Begin Items
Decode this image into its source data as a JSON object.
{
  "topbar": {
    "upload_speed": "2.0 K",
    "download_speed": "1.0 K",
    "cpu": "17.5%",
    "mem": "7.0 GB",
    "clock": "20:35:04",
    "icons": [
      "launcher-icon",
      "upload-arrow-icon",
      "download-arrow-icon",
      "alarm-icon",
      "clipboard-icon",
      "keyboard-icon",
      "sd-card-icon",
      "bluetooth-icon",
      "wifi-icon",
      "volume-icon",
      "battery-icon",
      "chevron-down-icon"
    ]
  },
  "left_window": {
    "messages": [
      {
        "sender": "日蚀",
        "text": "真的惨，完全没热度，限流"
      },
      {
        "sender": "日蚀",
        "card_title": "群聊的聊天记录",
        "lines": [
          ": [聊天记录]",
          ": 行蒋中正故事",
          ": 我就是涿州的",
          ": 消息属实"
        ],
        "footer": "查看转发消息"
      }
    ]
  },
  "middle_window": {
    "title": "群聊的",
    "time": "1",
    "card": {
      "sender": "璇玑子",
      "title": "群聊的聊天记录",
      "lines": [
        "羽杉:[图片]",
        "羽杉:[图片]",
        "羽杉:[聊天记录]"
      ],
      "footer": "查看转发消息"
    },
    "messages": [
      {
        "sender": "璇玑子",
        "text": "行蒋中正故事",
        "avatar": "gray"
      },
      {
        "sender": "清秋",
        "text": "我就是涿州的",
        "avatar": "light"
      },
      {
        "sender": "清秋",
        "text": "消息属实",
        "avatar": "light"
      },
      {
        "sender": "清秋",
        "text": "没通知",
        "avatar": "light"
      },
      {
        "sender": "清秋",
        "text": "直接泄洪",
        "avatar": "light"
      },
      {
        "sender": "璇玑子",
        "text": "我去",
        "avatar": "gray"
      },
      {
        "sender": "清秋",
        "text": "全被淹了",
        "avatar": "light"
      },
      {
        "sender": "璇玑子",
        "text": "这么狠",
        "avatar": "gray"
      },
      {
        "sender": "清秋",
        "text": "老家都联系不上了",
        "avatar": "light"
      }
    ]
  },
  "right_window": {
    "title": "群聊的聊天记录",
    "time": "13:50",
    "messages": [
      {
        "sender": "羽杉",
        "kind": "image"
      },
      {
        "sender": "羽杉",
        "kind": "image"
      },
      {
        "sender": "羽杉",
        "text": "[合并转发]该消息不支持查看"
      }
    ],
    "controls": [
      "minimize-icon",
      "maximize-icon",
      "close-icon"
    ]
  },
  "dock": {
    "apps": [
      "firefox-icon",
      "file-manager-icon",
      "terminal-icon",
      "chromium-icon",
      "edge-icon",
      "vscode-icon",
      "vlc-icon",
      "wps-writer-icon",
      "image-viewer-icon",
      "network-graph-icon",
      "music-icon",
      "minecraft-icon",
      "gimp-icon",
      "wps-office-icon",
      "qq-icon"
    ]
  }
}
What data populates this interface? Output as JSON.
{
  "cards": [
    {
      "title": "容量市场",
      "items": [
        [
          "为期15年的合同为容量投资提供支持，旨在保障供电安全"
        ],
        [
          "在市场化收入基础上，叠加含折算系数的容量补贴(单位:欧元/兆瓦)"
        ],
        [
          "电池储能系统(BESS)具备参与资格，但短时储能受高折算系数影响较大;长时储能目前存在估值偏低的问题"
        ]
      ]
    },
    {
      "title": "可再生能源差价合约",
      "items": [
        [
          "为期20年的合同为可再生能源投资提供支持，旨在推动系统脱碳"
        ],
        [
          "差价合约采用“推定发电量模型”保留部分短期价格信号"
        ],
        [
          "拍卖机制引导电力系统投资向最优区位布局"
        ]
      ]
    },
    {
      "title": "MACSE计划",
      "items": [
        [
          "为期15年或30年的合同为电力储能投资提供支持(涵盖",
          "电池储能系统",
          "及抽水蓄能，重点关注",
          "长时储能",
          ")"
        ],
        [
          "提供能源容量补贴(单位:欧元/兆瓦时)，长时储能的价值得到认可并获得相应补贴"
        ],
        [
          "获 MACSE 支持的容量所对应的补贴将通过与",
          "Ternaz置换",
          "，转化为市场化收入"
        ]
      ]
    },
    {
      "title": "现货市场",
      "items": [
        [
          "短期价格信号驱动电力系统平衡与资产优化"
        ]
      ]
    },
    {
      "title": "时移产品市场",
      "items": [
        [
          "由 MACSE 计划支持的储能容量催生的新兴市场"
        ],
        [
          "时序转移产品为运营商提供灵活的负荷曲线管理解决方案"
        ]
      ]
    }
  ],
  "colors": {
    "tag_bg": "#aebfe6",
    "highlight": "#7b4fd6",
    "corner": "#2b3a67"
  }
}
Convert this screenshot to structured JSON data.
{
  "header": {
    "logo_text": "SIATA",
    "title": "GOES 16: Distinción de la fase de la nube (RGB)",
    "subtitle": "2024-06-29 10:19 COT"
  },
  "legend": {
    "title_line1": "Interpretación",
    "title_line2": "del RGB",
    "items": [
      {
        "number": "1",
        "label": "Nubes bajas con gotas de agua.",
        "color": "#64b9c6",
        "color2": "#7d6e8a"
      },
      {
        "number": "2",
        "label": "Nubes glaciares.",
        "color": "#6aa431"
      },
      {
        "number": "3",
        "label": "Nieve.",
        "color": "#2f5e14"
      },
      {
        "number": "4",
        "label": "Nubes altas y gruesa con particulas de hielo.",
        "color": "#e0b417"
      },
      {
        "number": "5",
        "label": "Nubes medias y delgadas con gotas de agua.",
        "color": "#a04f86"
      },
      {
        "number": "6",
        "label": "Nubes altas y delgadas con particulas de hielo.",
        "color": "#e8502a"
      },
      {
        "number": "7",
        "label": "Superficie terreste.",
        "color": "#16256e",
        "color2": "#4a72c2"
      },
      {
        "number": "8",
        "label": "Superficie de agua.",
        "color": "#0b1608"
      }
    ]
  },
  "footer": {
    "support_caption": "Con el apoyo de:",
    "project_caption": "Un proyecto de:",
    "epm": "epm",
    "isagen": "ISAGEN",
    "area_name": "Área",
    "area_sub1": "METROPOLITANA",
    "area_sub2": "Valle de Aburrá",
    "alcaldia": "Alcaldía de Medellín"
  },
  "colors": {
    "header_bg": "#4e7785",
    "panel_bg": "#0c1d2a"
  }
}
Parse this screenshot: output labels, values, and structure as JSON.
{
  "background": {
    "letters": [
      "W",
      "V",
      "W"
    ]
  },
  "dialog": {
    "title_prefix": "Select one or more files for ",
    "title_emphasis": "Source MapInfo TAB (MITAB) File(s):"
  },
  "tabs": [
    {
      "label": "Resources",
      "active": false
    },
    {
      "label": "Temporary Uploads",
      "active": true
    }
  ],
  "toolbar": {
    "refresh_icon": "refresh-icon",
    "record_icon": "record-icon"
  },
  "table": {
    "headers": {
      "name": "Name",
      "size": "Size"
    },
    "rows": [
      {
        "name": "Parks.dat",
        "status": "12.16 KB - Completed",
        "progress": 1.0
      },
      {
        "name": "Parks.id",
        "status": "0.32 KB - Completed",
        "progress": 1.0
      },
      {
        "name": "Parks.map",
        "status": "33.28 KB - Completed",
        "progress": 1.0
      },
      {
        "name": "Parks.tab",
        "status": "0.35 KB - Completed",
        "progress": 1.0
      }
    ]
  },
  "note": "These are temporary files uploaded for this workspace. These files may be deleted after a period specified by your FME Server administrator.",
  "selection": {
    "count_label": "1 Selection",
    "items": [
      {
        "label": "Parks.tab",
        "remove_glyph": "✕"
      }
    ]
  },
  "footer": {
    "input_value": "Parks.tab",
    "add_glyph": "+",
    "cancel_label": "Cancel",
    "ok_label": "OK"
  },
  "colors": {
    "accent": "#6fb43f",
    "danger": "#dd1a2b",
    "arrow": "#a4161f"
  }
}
End Items
(Your instructions):
Repeat all of the entries exactly.

(Reply):
Decode this image into its source data as a JSON object.
{
  "topbar": {
    "upload_speed": "2.0 K",
    "download_speed": "1.0 K",
    "cpu": "17.5%",
    "mem": "7.0 GB",
    "clock": "20:35:04",
    "icons": [
      "launcher-icon",
      "upload-arrow-icon",
      "download-arrow-icon",
      "alarm-icon",
      "clipboard-icon",
      "keyboard-icon",
      "sd-card-icon",
      "bluetooth-icon",
      "wifi-icon",
      "volume-icon",
      "battery-icon",
      "chevron-down-icon"
    ]
  },
  "left_window": {
    "messages": [
      {
        "sender": "日蚀",
        "text": "真的惨，完全没热度，限流"
      },
      {
        "sender": "日蚀",
        "card_title": "群聊的聊天记录",
        "lines": [
          ": [聊天记录]",
          ": 行蒋中正故事",
          ": 我就是涿州的",
          ": 消息属实"
        ],
        "footer": "查看转发消息"
      }
    ]
  },
  "middle_window": {
    "title": "群聊的",
    "time": "1",
    "card": {
      "sender": "璇玑子",
      "title": "群聊的聊天记录",
      "lines": [
        "羽杉:[图片]",
        "羽杉:[图片]",
        "羽杉:[聊天记录]"
      ],
      "footer": "查看转发消息"
    },
    "messages": [
      {
        "sender": "璇玑子",
        "text": "行蒋中正故事",
        "avatar": "gray"
      },
      {
        "sender": "清秋",
        "text": "我就是涿州的",
        "avatar": "light"
      },
      {
        "sender": "清秋",
        "text": "消息属实",
        "avatar": "light"
      },
      {
        "sender": "清秋",
        "text": "没通知",
        "avatar": "light"
      },
      {
        "sender": "清秋",
        "text": "直接泄洪",
        "avatar": "light"
      },
      {
        "sender": "璇玑子",
        "text": "我去",
        "avatar": "gray"
      },
      {
        "sender": "清秋",
        "text": "全被淹了",
        "avatar": "light"
      },
      {
        "sender": "璇玑子",
        "text": "这么狠",
        "avatar": "gray"
      },
      {
        "sender": "清秋",
        "text": "老家都联系不上了",
        "avatar": "light"
      }
    ]
  },
  "right_window": {
    "title": "群聊的聊天记录",
    "time": "13:50",
    "messages": [
      {
        "sender": "羽杉",
        "kind": "image"
      },
      {
        "sender": "羽杉",
        "kind": "image"
      },
      {
        "sender": "羽杉",
        "text": "[合并转发]该消息不支持查看"
      }
    ],
    "controls": [
      "minimize-icon",
      "maximize-icon",
      "close-icon"
    ]
  },
  "dock": {
    "apps": [
      "firefox-icon",
      "file-manager-icon",
      "terminal-icon",
      "chromium-icon",
      "edge-icon",
      "vscode-icon",
      "vlc-icon",
      "wps-writer-icon",
      "image-viewer-icon",
      "network-graph-icon",
      "music-icon",
      "minecraft-icon",
      "gimp-icon",
      "wps-office-icon",
      "qq-icon"
    ]
  }
}
What data populates this interface? Output as JSON.
{
  "cards": [
    {
      "title": "容量市场",
      "items": [
        [
          "为期15年的合同为容量投资提供支持，旨在保障供电安全"
        ],
        [
          "在市场化收入基础上，叠加含折算系数的容量补贴(单位:欧元/兆瓦)"
        ],
        [
          "电池储能系统(BESS)具备参与资格，但短时储能受高折算系数影响较大;长时储能目前存在估值偏低的问题"
        ]
      ]
    },
    {
      "title": "可再生能源差价合约",
      "items": [
        [
          "为期20年的合同为可再生能源投资提供支持，旨在推动系统脱碳"
        ],
        [
          "差价合约采用“推定发电量模型”保留部分短期价格信号"
        ],
        [
          "拍卖机制引导电力系统投资向最优区位布局"
        ]
      ]
    },
    {
      "title": "MACSE计划",
      "items": [
        [
          "为期15年或30年的合同为电力储能投资提供支持(涵盖",
          "电池储能系统",
          "及抽水蓄能，重点关注",
          "长时储能",
          ")"
        ],
        [
          "提供能源容量补贴(单位:欧元/兆瓦时)，长时储能的价值得到认可并获得相应补贴"
        ],
        [
          "获 MACSE 支持的容量所对应的补贴将通过与",
          "Ternaz置换",
          "，转化为市场化收入"
        ]
      ]
    },
    {
      "title": "现货市场",
      "items": [
        [
          "短期价格信号驱动电力系统平衡与资产优化"
        ]
      ]
    },
    {
      "title": "时移产品市场",
      "items": [
        [
          "由 MACSE 计划支持的储能容量催生的新兴市场"
        ],
        [
          "时序转移产品为运营商提供灵活的负荷曲线管理解决方案"
        ]
      ]
    }
  ],
  "colors": {
    "tag_bg": "#aebfe6",
    "highlight": "#7b4fd6",
    "corner": "#2b3a67"
  }
}
Convert this screenshot to structured JSON data.
{
  "header": {
    "logo_text": "SIATA",
    "title": "GOES 16: Distinción de la fase de la nube (RGB)",
    "subtitle": "2024-06-29 10:19 COT"
  },
  "legend": {
    "title_line1": "Interpretación",
    "title_line2": "del RGB",
    "items": [
      {
        "number": "1",
        "label": "Nubes bajas con gotas de agua.",
        "color": "#64b9c6",
        "color2": "#7d6e8a"
      },
      {
        "number": "2",
        "label": "Nubes glaciares.",
        "color": "#6aa431"
      },
      {
        "number": "3",
        "label": "Nieve.",
        "color": "#2f5e14"
      },
      {
        "number": "4",
        "label": "Nubes altas y gruesa con particulas de hielo.",
        "color": "#e0b417"
      },
      {
        "number": "5",
        "label": "Nubes medias y delgadas con gotas de agua.",
        "color": "#a04f86"
      },
      {
        "number": "6",
        "label": "Nubes altas y delgadas con particulas de hielo.",
        "color": "#e8502a"
      },
      {
        "number": "7",
        "label": "Superficie terreste.",
        "color": "#16256e",
        "color2": "#4a72c2"
      },
      {
        "number": "8",
        "label": "Superficie de agua.",
        "color": "#0b1608"
      }
    ]
  },
  "footer": {
    "support_caption": "Con el apoyo de:",
    "project_caption": "Un proyecto de:",
    "epm": "epm",
    "isagen": "ISAGEN",
    "area_name": "Área",
    "area_sub1": "METROPOLITANA",
    "area_sub2": "Valle de Aburrá",
    "alcaldia": "Alcaldía de Medellín"
  },
  "colors": {
    "header_bg": "#4e7785",
    "panel_bg": "#0c1d2a"
  }
}
Parse this screenshot: output labels, values, and structure as JSON.
{
  "background": {
    "letters": [
      "W",
      "V",
      "W"
    ]
  },
  "dialog": {
    "title_prefix": "Select one or more files for ",
    "title_emphasis": "Source MapInfo TAB (MITAB) File(s):"
  },
  "tabs": [
    {
      "label": "Resources",
      "active": false
    },
    {
      "label": "Temporary Uploads",
      "active": true
    }
  ],
  "toolbar": {
    "refresh_icon": "refresh-icon",
    "record_icon": "record-icon"
  },
  "table": {
    "headers": {
      "name": "Name",
      "size": "Size"
    },
    "rows": [
      {
        "name": "Parks.dat",
        "status": "12.16 KB - Completed",
        "progress": 1.0
      },
      {
        "name": "Parks.id",
        "status": "0.32 KB - Completed",
        "progress": 1.0
      },
      {
        "name": "Parks.map",
        "status": "33.28 KB - Completed",
        "progress": 1.0
      },
      {
        "name": "Parks.tab",
        "status": "0.35 KB - Completed",
        "progress": 1.0
      }
    ]
  },
  "note": "These are temporary files uploaded for this workspace. These files may be deleted after a period specified by your FME Server administrator.",
  "selection": {
    "count_label": "1 Selection",
    "items": [
      {
        "label": "Parks.tab",
        "remove_glyph": "✕"
      }
    ]
  },
  "footer": {
    "input_value": "Parks.tab",
    "add_glyph": "+",
    "cancel_label": "Cancel",
    "ok_label": "OK"
  },
  "colors": {
    "accent": "#6fb43f",
    "danger": "#dd1a2b",
    "arrow": "#a4161f"
  }
}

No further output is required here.